▶ PROVIDED INFORMATION
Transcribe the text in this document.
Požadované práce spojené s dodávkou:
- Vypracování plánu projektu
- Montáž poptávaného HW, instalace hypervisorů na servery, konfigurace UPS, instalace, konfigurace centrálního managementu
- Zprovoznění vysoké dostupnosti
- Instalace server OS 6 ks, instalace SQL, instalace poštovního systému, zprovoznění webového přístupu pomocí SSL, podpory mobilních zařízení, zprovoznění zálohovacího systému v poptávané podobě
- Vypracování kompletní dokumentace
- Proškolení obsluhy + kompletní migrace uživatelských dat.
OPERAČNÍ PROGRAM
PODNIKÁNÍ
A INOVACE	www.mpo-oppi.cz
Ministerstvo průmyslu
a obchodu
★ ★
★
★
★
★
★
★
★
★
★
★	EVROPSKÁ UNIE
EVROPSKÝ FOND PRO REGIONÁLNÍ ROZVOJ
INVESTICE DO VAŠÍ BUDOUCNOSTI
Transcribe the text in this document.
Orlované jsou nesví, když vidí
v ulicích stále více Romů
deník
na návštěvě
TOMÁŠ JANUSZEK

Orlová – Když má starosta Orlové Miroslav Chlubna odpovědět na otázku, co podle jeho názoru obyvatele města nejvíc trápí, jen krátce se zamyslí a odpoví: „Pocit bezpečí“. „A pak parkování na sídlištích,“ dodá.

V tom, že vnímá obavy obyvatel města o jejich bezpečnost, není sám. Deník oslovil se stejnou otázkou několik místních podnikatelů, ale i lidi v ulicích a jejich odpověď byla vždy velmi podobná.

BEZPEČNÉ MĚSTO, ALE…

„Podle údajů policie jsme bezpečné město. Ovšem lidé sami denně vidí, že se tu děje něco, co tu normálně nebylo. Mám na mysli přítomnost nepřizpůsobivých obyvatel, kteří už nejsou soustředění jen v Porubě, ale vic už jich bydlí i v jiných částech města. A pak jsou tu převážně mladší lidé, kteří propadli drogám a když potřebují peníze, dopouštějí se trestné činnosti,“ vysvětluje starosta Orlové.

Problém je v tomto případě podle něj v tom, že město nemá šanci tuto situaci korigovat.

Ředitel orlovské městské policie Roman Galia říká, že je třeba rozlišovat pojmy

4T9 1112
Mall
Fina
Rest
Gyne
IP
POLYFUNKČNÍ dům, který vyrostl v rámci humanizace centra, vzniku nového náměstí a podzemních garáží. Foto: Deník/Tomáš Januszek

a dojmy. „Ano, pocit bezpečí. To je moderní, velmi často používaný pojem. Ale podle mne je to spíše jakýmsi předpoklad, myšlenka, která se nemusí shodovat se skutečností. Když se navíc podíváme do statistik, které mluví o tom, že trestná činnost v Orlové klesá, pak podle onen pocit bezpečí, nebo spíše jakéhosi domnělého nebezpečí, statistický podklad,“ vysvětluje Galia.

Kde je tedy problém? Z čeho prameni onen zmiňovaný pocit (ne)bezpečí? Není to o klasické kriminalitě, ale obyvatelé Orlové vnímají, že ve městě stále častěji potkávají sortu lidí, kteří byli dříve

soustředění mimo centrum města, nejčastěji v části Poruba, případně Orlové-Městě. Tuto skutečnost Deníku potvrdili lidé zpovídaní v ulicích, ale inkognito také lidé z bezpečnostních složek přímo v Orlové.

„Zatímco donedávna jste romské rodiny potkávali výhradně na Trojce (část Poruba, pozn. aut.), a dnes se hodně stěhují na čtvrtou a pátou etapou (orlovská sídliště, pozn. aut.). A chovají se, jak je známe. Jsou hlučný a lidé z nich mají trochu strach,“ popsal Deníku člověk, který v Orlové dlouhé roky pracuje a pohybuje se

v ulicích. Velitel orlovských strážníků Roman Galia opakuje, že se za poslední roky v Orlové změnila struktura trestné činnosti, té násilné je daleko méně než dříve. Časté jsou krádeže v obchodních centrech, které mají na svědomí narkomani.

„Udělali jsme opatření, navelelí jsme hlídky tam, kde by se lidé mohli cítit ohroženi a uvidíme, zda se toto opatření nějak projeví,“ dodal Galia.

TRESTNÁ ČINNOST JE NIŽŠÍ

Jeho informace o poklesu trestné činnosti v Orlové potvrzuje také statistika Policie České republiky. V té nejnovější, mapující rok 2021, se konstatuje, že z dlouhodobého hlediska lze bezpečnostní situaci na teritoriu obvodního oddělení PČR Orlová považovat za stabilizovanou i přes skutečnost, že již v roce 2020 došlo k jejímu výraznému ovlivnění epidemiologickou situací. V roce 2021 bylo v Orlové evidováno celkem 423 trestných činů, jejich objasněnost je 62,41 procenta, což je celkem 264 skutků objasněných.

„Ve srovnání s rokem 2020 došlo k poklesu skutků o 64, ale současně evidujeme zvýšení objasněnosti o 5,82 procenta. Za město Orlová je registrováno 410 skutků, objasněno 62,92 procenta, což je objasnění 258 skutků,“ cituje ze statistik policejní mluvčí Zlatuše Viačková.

▶ WRITTEN INSTRUCTION
Copy out each line of the entries that holds "trestné".

▶ EXERCISE ANSWER
„Podle údajů policie jsme bezpečné město. Ovšem lidé sami denně vidí, že se tu děje něco, co tu normálně nebylo. Mám na mysli přítomnost nepřizpůsobivých obyvatel, kteří už nejsou soustředění jen v Porubě, ale vic už jich bydlí i v jiných částech města. A pak jsou tu převážně mladší lidé, kteří propadli drogám a když potřebují peníze, dopouštějí se trestné činnosti,“ vysvětluje starosta Orlové.
v ulicích. Velitel orlovských strážníků Roman Galia opakuje, že se za poslední roky v Orlové změnila struktura trestné činnosti, té násilné je daleko méně než dříve. Časté jsou krádeže v obchodních centrech, které mají na svědomí narkomani.
Jeho informace o poklesu trestné činnosti v Orlové potvrzuje také statistika Policie České republiky. V té nejnovější, mapující rok 2021, se konstatuje, že z dlouhodobého hlediska lze bezpečnostní situaci na teritoriu obvodního oddělení PČR Orlová považovat za stabilizovanou i přes skutečnost, že již v roce 2020 došlo k jejímu výraznému ovlivnění epidemiologickou situací. V roce 2021 bylo v Orlové evidováno celkem 423 trestných činů, jejich objasněnost je 62,41 procenta, což je celkem 264 skutků objasněných.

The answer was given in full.